Data records:

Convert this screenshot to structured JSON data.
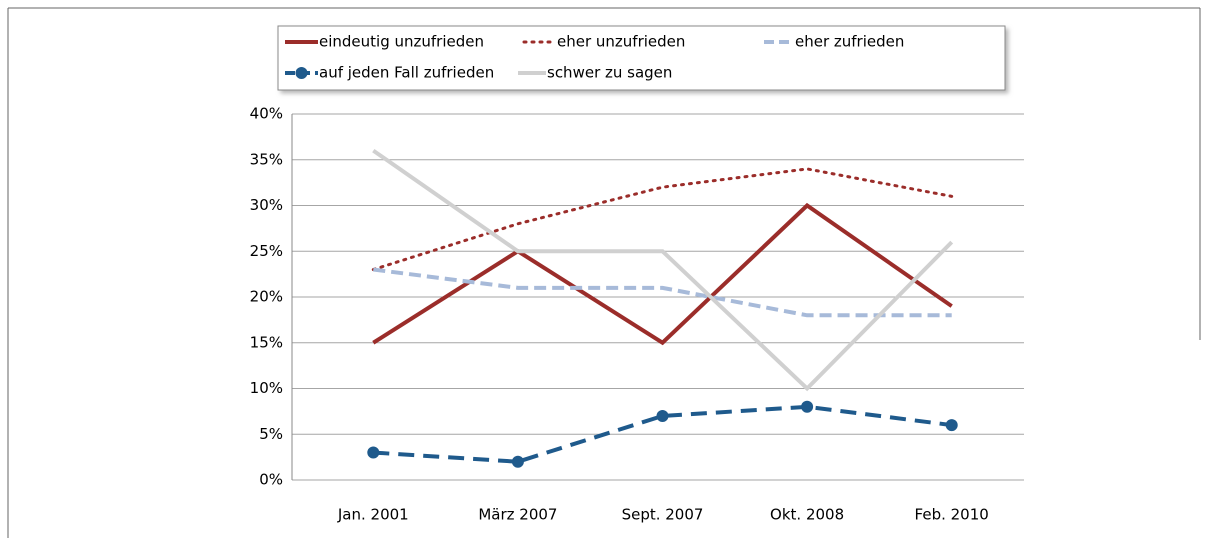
{
  "chart_data": {
    "type": "line",
    "categories": [
      "Jan. 2001",
      "März 2007",
      "Sept. 2007",
      "Okt. 2008",
      "Feb. 2010"
    ],
    "series": [
      {
        "name": "eindeutig unzufrieden",
        "color": "#9b2d2a",
        "style": "solid",
        "values": [
          15,
          25,
          15,
          30,
          19
        ]
      },
      {
        "name": "eher unzufrieden",
        "color": "#9b2d2a",
        "style": "dotted",
        "values": [
          23,
          28,
          32,
          34,
          31
        ]
      },
      {
        "name": "eher zufrieden",
        "color": "#a7bad9",
        "style": "dashed",
        "values": [
          23,
          21,
          21,
          18,
          18
        ]
      },
      {
        "name": "auf jeden Fall zufrieden",
        "color": "#1f5a8c",
        "style": "dashed",
        "marker": "circle",
        "values": [
          3,
          2,
          7,
          8,
          6
        ]
      },
      {
        "name": "schwer zu sagen",
        "color": "#d0d0d0",
        "style": "solid",
        "values": [
          36,
          25,
          25,
          10,
          26
        ]
      }
    ],
    "ylim": [
      0,
      40
    ],
    "yticks": [
      {
        "value": 0,
        "label": "0%"
      },
      {
        "value": 5,
        "label": "5%"
      },
      {
        "value": 10,
        "label": "10%"
      },
      {
        "value": 15,
        "label": "15%"
      },
      {
        "value": 20,
        "label": "20%"
      },
      {
        "value": 25,
        "label": "25%"
      },
      {
        "value": 30,
        "label": "30%"
      },
      {
        "value": 35,
        "label": "35%"
      },
      {
        "value": 40,
        "label": "40%"
      }
    ],
    "grid": true,
    "legend": "top"
  }
}
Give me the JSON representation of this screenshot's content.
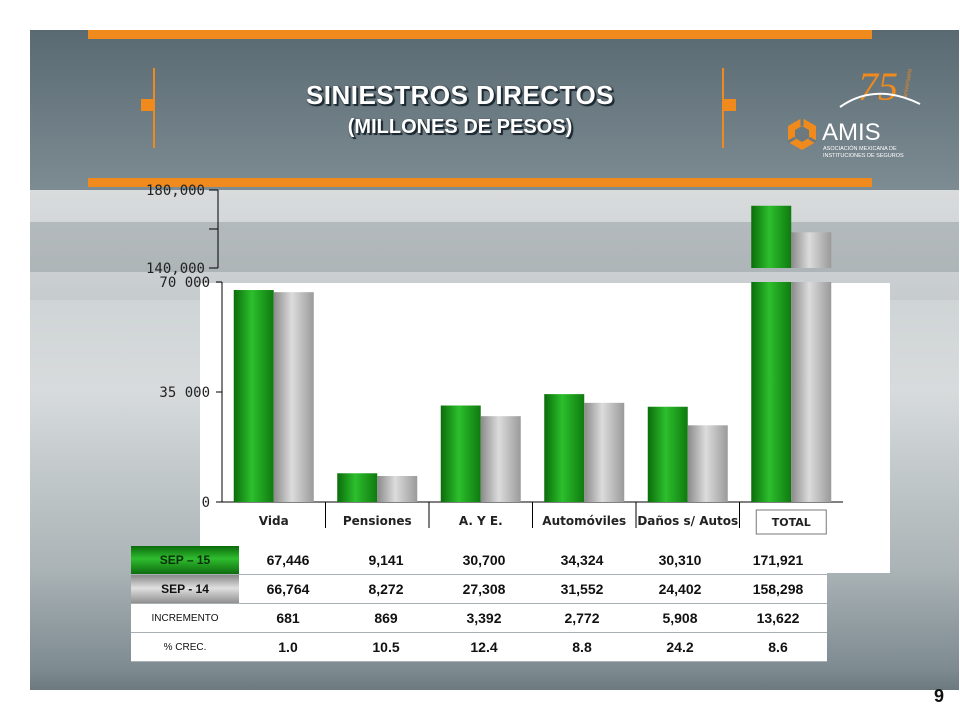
{
  "header": {
    "title": "SINIESTROS DIRECTOS",
    "subtitle": "(MILLONES DE PESOS)"
  },
  "logo": {
    "number": "75",
    "small_text": "aniversario",
    "name": "AMIS",
    "line1": "ASOCIACIÓN MEXICANA DE",
    "line2": "INSTITUCIONES DE SEGUROS"
  },
  "colors": {
    "accent": "#f08a1c",
    "series_sep15": "#1a9a1a",
    "series_sep14": "#b0b0b0"
  },
  "chart_data": {
    "type": "bar",
    "categories": [
      "Vida",
      "Pensiones",
      "A. Y E.",
      "Automóviles",
      "Daños s/ Autos",
      "TOTAL"
    ],
    "series": [
      {
        "name": "SEP – 15",
        "values": [
          67446,
          9141,
          30700,
          34324,
          30310,
          171921
        ]
      },
      {
        "name": "SEP - 14",
        "values": [
          66764,
          8272,
          27308,
          31552,
          24402,
          158298
        ]
      }
    ],
    "lower_axis": {
      "ylim": [
        0,
        70000
      ],
      "ticks": [
        "0",
        "35 000",
        "70 000"
      ],
      "tick_values": [
        0,
        35000,
        70000
      ]
    },
    "upper_axis": {
      "ylim": [
        140000,
        180000
      ],
      "ticks": [
        "140,000",
        "180,000"
      ],
      "tick_values": [
        140000,
        180000
      ]
    },
    "broken_axis": true
  },
  "table": {
    "rows": [
      {
        "label": "SEP – 15",
        "values": [
          "67,446",
          "9,141",
          "30,700",
          "34,324",
          "30,310",
          "171,921"
        ]
      },
      {
        "label": "SEP - 14",
        "values": [
          "66,764",
          "8,272",
          "27,308",
          "31,552",
          "24,402",
          "158,298"
        ]
      },
      {
        "label": "INCREMENTO",
        "values": [
          "681",
          "869",
          "3,392",
          "2,772",
          "5,908",
          "13,622"
        ]
      },
      {
        "label": "% CREC.",
        "values": [
          "1.0",
          "10.5",
          "12.4",
          "8.8",
          "24.2",
          "8.6"
        ]
      }
    ]
  },
  "page_number": "9"
}
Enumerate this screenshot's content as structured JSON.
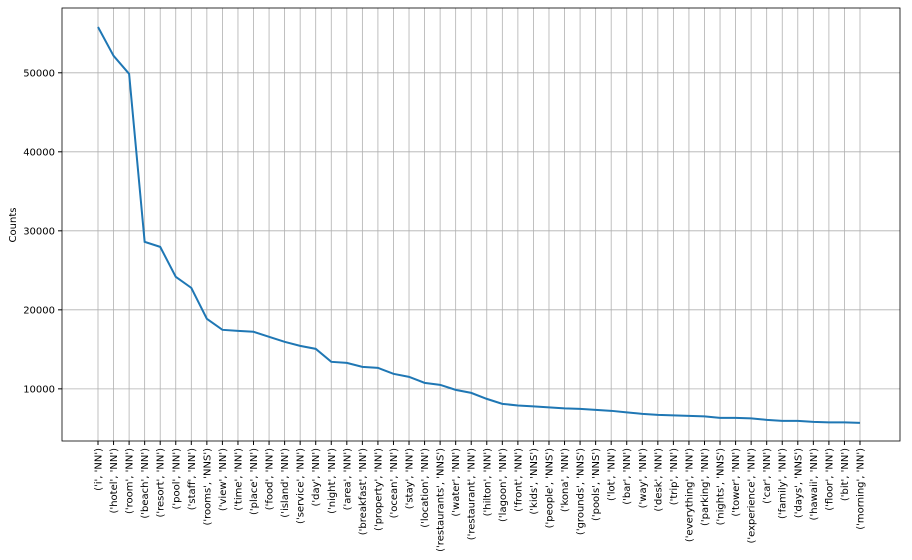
{
  "chart_data": {
    "type": "line",
    "y_label": "Counts",
    "categories": [
      "('i', 'NN')",
      "('hotel', 'NN')",
      "('room', 'NN')",
      "('beach', 'NN')",
      "('resort', 'NN')",
      "('pool', 'NN')",
      "('staff', 'NN')",
      "('rooms', 'NNS')",
      "('view', 'NN')",
      "('time', 'NN')",
      "('place', 'NN')",
      "('food', 'NN')",
      "('island', 'NN')",
      "('service', 'NN')",
      "('day', 'NN')",
      "('night', 'NN')",
      "('area', 'NN')",
      "('breakfast', 'NN')",
      "('property', 'NN')",
      "('ocean', 'NN')",
      "('stay', 'NN')",
      "('location', 'NN')",
      "('restaurants', 'NNS')",
      "('water', 'NN')",
      "('restaurant', 'NN')",
      "('hilton', 'NN')",
      "('lagoon', 'NN')",
      "('front', 'NN')",
      "('kids', 'NNS')",
      "('people', 'NNS')",
      "('kona', 'NN')",
      "('grounds', 'NNS')",
      "('pools', 'NNS')",
      "('lot', 'NN')",
      "('bar', 'NN')",
      "('way', 'NN')",
      "('desk', 'NN')",
      "('trip', 'NN')",
      "('everything', 'NN')",
      "('parking', 'NN')",
      "('nights', 'NNS')",
      "('tower', 'NN')",
      "('experience', 'NN')",
      "('car', 'NN')",
      "('family', 'NN')",
      "('days', 'NNS')",
      "('hawaii', 'NN')",
      "('floor', 'NN')",
      "('bit', 'NN')",
      "('morning', 'NN')"
    ],
    "values": [
      55800,
      52150,
      49870,
      28600,
      27970,
      24180,
      22780,
      18860,
      17470,
      17340,
      17220,
      16580,
      15950,
      15440,
      15060,
      13420,
      13290,
      12780,
      12660,
      11900,
      11520,
      10760,
      10510,
      9870,
      9490,
      8730,
      8100,
      7900,
      7780,
      7660,
      7530,
      7470,
      7340,
      7220,
      7030,
      6840,
      6710,
      6650,
      6580,
      6520,
      6330,
      6330,
      6270,
      6080,
      5950,
      5950,
      5820,
      5760,
      5760,
      5700
    ],
    "color": "#1f77b4",
    "ylim": [
      3400,
      58200
    ],
    "yticks": [
      10000,
      20000,
      30000,
      40000,
      50000
    ],
    "grid": true
  }
}
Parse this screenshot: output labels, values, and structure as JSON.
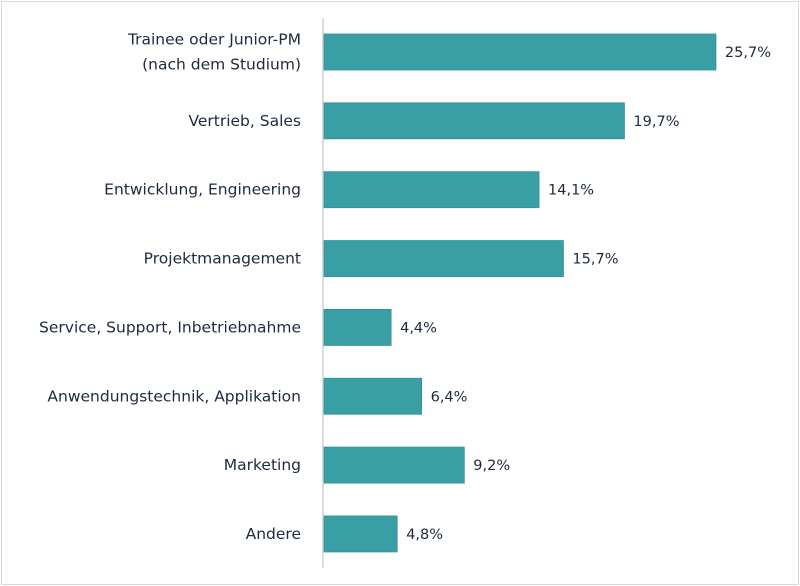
{
  "chart_data": {
    "type": "bar",
    "orientation": "horizontal",
    "title": "",
    "xlabel": "",
    "ylabel": "",
    "categories": [
      [
        "Trainee oder Junior-PM",
        "(nach dem Studium)"
      ],
      [
        "Vertrieb, Sales"
      ],
      [
        "Entwicklung, Engineering"
      ],
      [
        "Projektmanagement"
      ],
      [
        "Service, Support, Inbetriebnahme"
      ],
      [
        "Anwendungstechnik, Applikation"
      ],
      [
        "Marketing"
      ],
      [
        "Andere"
      ]
    ],
    "values": [
      25.7,
      19.7,
      14.1,
      15.7,
      4.4,
      6.4,
      9.2,
      4.8
    ],
    "value_labels": [
      "25,7%",
      "19,7%",
      "14,1%",
      "15,7%",
      "4,4%",
      "6,4%",
      "9,2%",
      "4,8%"
    ],
    "xlim": [
      0,
      30
    ],
    "grid": false,
    "legend": "none",
    "colors": {
      "bar": "#3a9fa5",
      "bar_edge": "#2f9197",
      "text": "#1f2a3c",
      "axis": "#d0d0d0"
    }
  }
}
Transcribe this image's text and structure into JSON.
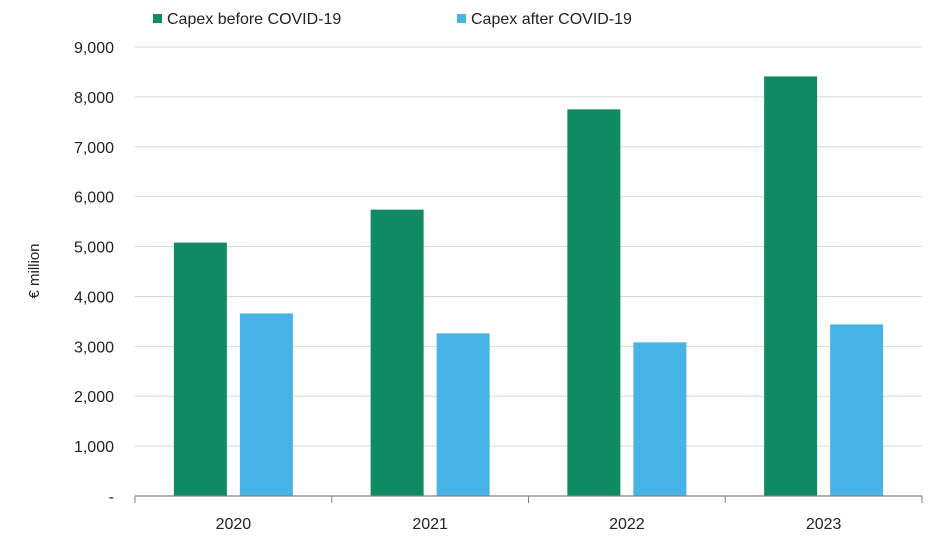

Given exercise: Identify and extract each line of the listing that contains "content".

Complete answer:
Give me the JSON representation of this screenshot's content.
Enumerate this screenshot's content as structured JSON.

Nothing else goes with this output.